What the exercise asks: Can you output the material exactly as written, minus any pictures it holds?

Records from a dataset:
* Begin *
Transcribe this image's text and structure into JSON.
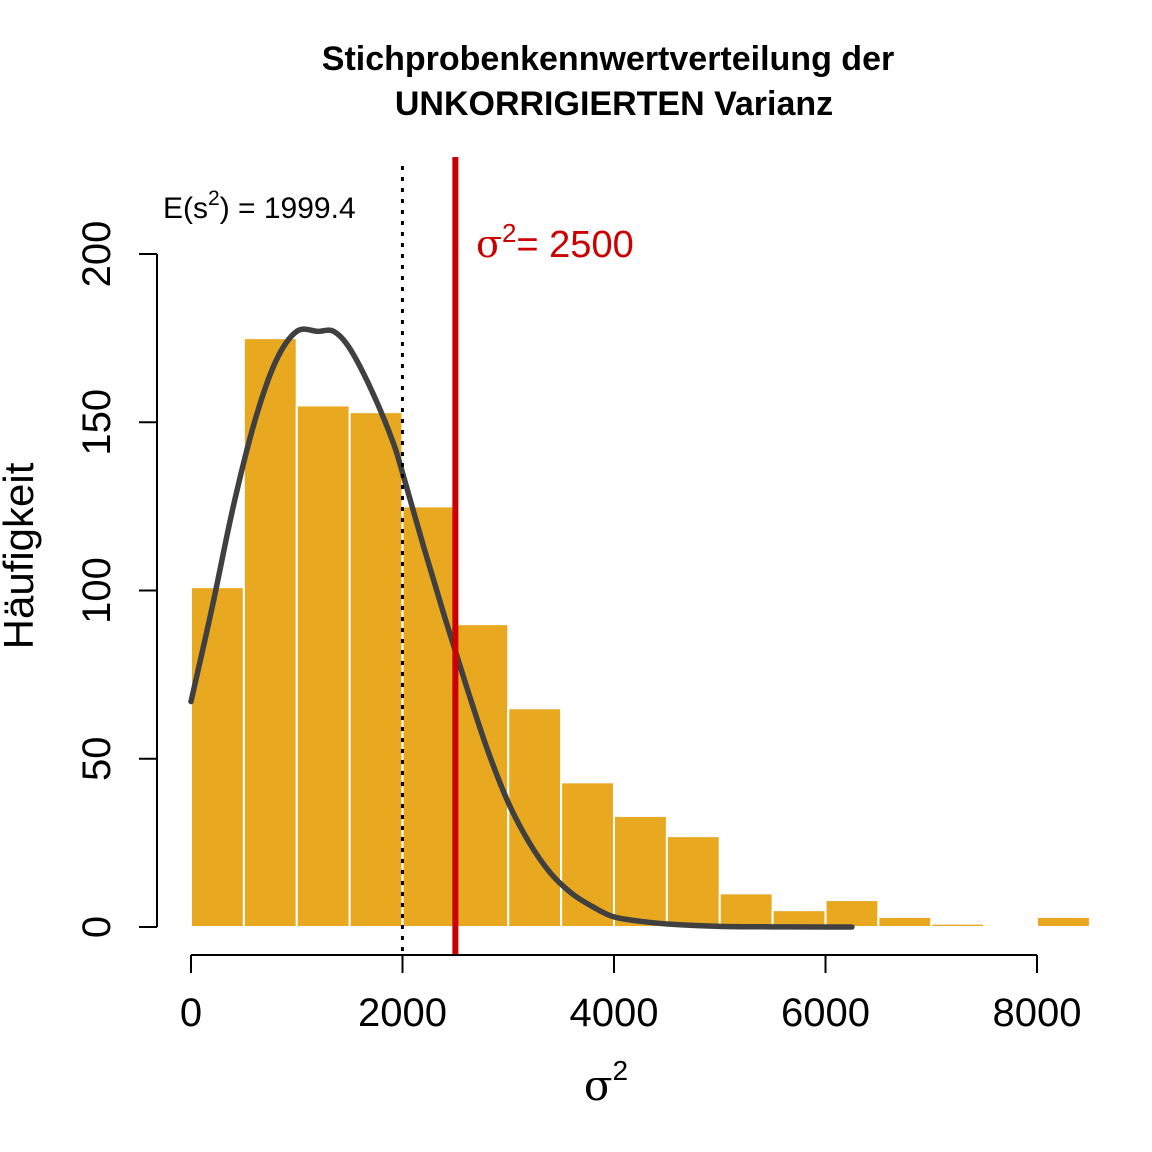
{
  "chart_data": {
    "type": "bar",
    "title_line1": "Stichprobenkennwertverteilung der",
    "title_line2": "UNKORRIGIERTEN Varianz",
    "xlabel": {
      "symbol": "σ",
      "sup": "2"
    },
    "ylabel": "Häufigkeit",
    "xlim": [
      -200,
      8400
    ],
    "ylim": [
      0,
      200
    ],
    "x_ticks": [
      0,
      2000,
      4000,
      6000,
      8000
    ],
    "x_tick_labels": [
      "0",
      "2000",
      "4000",
      "6000",
      "8000"
    ],
    "y_ticks": [
      0,
      50,
      100,
      150,
      200
    ],
    "y_tick_labels": [
      "0",
      "50",
      "100",
      "150",
      "200"
    ],
    "bin_width": 500,
    "bins": [
      {
        "start": 0,
        "end": 500,
        "count": 101
      },
      {
        "start": 500,
        "end": 1000,
        "count": 175
      },
      {
        "start": 1000,
        "end": 1500,
        "count": 155
      },
      {
        "start": 1500,
        "end": 2000,
        "count": 153
      },
      {
        "start": 2000,
        "end": 2500,
        "count": 125
      },
      {
        "start": 2500,
        "end": 3000,
        "count": 90
      },
      {
        "start": 3000,
        "end": 3500,
        "count": 65
      },
      {
        "start": 3500,
        "end": 4000,
        "count": 43
      },
      {
        "start": 4000,
        "end": 4500,
        "count": 33
      },
      {
        "start": 4500,
        "end": 5000,
        "count": 27
      },
      {
        "start": 5000,
        "end": 5500,
        "count": 10
      },
      {
        "start": 5500,
        "end": 6000,
        "count": 5
      },
      {
        "start": 6000,
        "end": 6500,
        "count": 8
      },
      {
        "start": 6500,
        "end": 7000,
        "count": 3
      },
      {
        "start": 7000,
        "end": 7500,
        "count": 1
      },
      {
        "start": 7500,
        "end": 8000,
        "count": 0
      },
      {
        "start": 8000,
        "end": 8500,
        "count": 3
      }
    ],
    "density_curve": {
      "x": [
        0,
        200,
        400,
        600,
        800,
        1000,
        1200,
        1350,
        1500,
        1700,
        1900,
        2000,
        2200,
        2400,
        2600,
        2800,
        3000,
        3200,
        3400,
        3600,
        3800,
        4000,
        4300,
        4600,
        5000,
        5500,
        6000,
        6250
      ],
      "y": [
        67,
        95,
        125,
        150,
        168,
        177,
        177,
        177,
        172,
        160,
        145,
        135,
        113,
        92,
        72,
        53,
        37,
        25,
        16,
        10,
        6,
        3,
        1.5,
        0.7,
        0.2,
        0.05,
        0.01,
        0
      ]
    },
    "mean_line": {
      "x": 1999.4,
      "label_prefix": "E(s",
      "label_sup": "2",
      "label_suffix": ") = 1999.4"
    },
    "true_line": {
      "x": 2500,
      "label_symbol": "σ",
      "label_sup": "2",
      "label_suffix": "= 2500"
    },
    "colors": {
      "bar": "#e8a820",
      "bar_edge": "#ffffff",
      "curve": "#404040",
      "true_line": "#cc0000",
      "mean_line": "#000000",
      "axis": "#000000"
    }
  }
}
* End *
Exercise result:
Transcribe this image's text and structure into JSON.
{
  "chart_data": {
    "type": "bar",
    "title_line1": "Stichprobenkennwertverteilung der",
    "title_line2": "UNKORRIGIERTEN Varianz",
    "xlabel": {
      "symbol": "σ",
      "sup": "2"
    },
    "ylabel": "Häufigkeit",
    "xlim": [
      -200,
      8400
    ],
    "ylim": [
      0,
      200
    ],
    "x_ticks": [
      0,
      2000,
      4000,
      6000,
      8000
    ],
    "x_tick_labels": [
      "0",
      "2000",
      "4000",
      "6000",
      "8000"
    ],
    "y_ticks": [
      0,
      50,
      100,
      150,
      200
    ],
    "y_tick_labels": [
      "0",
      "50",
      "100",
      "150",
      "200"
    ],
    "bin_width": 500,
    "bins": [
      {
        "start": 0,
        "end": 500,
        "count": 101
      },
      {
        "start": 500,
        "end": 1000,
        "count": 175
      },
      {
        "start": 1000,
        "end": 1500,
        "count": 155
      },
      {
        "start": 1500,
        "end": 2000,
        "count": 153
      },
      {
        "start": 2000,
        "end": 2500,
        "count": 125
      },
      {
        "start": 2500,
        "end": 3000,
        "count": 90
      },
      {
        "start": 3000,
        "end": 3500,
        "count": 65
      },
      {
        "start": 3500,
        "end": 4000,
        "count": 43
      },
      {
        "start": 4000,
        "end": 4500,
        "count": 33
      },
      {
        "start": 4500,
        "end": 5000,
        "count": 27
      },
      {
        "start": 5000,
        "end": 5500,
        "count": 10
      },
      {
        "start": 5500,
        "end": 6000,
        "count": 5
      },
      {
        "start": 6000,
        "end": 6500,
        "count": 8
      },
      {
        "start": 6500,
        "end": 7000,
        "count": 3
      },
      {
        "start": 7000,
        "end": 7500,
        "count": 1
      },
      {
        "start": 7500,
        "end": 8000,
        "count": 0
      },
      {
        "start": 8000,
        "end": 8500,
        "count": 3
      }
    ],
    "density_curve": {
      "x": [
        0,
        200,
        400,
        600,
        800,
        1000,
        1200,
        1350,
        1500,
        1700,
        1900,
        2000,
        2200,
        2400,
        2600,
        2800,
        3000,
        3200,
        3400,
        3600,
        3800,
        4000,
        4300,
        4600,
        5000,
        5500,
        6000,
        6250
      ],
      "y": [
        67,
        95,
        125,
        150,
        168,
        177,
        177,
        177,
        172,
        160,
        145,
        135,
        113,
        92,
        72,
        53,
        37,
        25,
        16,
        10,
        6,
        3,
        1.5,
        0.7,
        0.2,
        0.05,
        0.01,
        0
      ]
    },
    "mean_line": {
      "x": 1999.4,
      "label_prefix": "E(s",
      "label_sup": "2",
      "label_suffix": ") = 1999.4"
    },
    "true_line": {
      "x": 2500,
      "label_symbol": "σ",
      "label_sup": "2",
      "label_suffix": "= 2500"
    },
    "colors": {
      "bar": "#e8a820",
      "bar_edge": "#ffffff",
      "curve": "#404040",
      "true_line": "#cc0000",
      "mean_line": "#000000",
      "axis": "#000000"
    }
  }
}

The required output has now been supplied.